**TASK**
Check each line of the listing, and copy it if it contains the word "Flex".
══ INPUT ══
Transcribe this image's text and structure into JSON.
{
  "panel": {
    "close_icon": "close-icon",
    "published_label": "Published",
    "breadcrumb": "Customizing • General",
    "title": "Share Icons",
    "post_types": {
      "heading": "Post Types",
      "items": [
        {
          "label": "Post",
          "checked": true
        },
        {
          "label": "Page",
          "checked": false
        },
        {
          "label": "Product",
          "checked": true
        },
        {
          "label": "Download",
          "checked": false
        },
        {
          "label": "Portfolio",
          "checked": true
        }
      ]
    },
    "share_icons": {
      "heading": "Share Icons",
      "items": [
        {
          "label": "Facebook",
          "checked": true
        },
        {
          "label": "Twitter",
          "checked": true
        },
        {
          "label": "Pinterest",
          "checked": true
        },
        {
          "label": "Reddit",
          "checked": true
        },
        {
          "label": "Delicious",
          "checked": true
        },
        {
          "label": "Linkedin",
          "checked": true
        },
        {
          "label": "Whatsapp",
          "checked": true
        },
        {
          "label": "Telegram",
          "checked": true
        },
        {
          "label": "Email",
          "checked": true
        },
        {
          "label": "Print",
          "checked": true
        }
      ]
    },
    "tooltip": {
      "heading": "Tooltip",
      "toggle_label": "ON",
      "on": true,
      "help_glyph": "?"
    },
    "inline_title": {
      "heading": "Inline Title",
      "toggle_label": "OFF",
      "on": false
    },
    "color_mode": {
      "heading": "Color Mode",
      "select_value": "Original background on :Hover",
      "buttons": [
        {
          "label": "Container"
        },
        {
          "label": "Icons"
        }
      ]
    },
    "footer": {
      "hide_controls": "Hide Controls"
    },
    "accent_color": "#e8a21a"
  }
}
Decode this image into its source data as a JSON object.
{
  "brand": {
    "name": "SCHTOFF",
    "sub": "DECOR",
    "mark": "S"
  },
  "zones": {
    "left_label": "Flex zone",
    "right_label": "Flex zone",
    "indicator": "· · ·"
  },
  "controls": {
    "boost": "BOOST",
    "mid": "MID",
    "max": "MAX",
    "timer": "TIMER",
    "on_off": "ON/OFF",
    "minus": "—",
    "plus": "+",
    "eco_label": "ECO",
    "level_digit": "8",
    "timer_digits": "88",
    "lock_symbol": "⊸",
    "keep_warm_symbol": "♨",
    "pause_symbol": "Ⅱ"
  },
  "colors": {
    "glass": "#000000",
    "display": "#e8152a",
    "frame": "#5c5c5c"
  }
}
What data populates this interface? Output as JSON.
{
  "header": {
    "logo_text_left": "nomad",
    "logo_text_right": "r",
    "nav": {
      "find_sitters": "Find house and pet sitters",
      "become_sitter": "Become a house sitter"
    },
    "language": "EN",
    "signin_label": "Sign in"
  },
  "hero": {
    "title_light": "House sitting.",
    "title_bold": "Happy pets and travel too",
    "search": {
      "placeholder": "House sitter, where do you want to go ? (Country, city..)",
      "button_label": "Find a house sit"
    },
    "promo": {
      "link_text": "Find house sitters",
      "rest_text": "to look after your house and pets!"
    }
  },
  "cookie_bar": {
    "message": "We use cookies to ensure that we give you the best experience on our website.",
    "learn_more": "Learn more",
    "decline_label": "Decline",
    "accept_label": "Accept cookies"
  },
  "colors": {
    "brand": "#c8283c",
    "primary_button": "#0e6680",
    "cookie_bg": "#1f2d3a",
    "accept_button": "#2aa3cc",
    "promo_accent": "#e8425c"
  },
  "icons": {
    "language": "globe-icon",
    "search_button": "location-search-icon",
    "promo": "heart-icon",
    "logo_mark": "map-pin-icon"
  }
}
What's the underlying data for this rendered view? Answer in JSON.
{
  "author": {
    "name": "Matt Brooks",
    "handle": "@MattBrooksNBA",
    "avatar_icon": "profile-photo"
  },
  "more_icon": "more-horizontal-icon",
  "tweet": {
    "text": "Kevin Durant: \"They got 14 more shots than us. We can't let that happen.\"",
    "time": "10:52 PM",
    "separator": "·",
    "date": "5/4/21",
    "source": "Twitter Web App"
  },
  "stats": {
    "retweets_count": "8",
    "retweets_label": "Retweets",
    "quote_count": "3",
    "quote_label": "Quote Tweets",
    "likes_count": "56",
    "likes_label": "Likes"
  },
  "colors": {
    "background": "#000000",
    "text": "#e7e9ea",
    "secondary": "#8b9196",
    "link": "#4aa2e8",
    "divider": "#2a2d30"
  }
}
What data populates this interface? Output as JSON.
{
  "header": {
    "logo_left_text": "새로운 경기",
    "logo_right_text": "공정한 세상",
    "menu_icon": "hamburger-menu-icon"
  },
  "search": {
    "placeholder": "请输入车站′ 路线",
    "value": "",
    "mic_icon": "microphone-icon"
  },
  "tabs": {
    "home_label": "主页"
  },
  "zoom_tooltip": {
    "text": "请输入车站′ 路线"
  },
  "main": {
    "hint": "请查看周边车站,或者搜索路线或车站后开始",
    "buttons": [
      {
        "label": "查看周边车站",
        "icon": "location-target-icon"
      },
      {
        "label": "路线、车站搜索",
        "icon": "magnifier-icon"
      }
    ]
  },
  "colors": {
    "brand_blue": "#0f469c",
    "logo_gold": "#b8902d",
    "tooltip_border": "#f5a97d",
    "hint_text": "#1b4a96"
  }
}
═══
**RESPONSE TO THIS EXERCISE**
    "left_label": "Flex zone",
    "right_label": "Flex zone",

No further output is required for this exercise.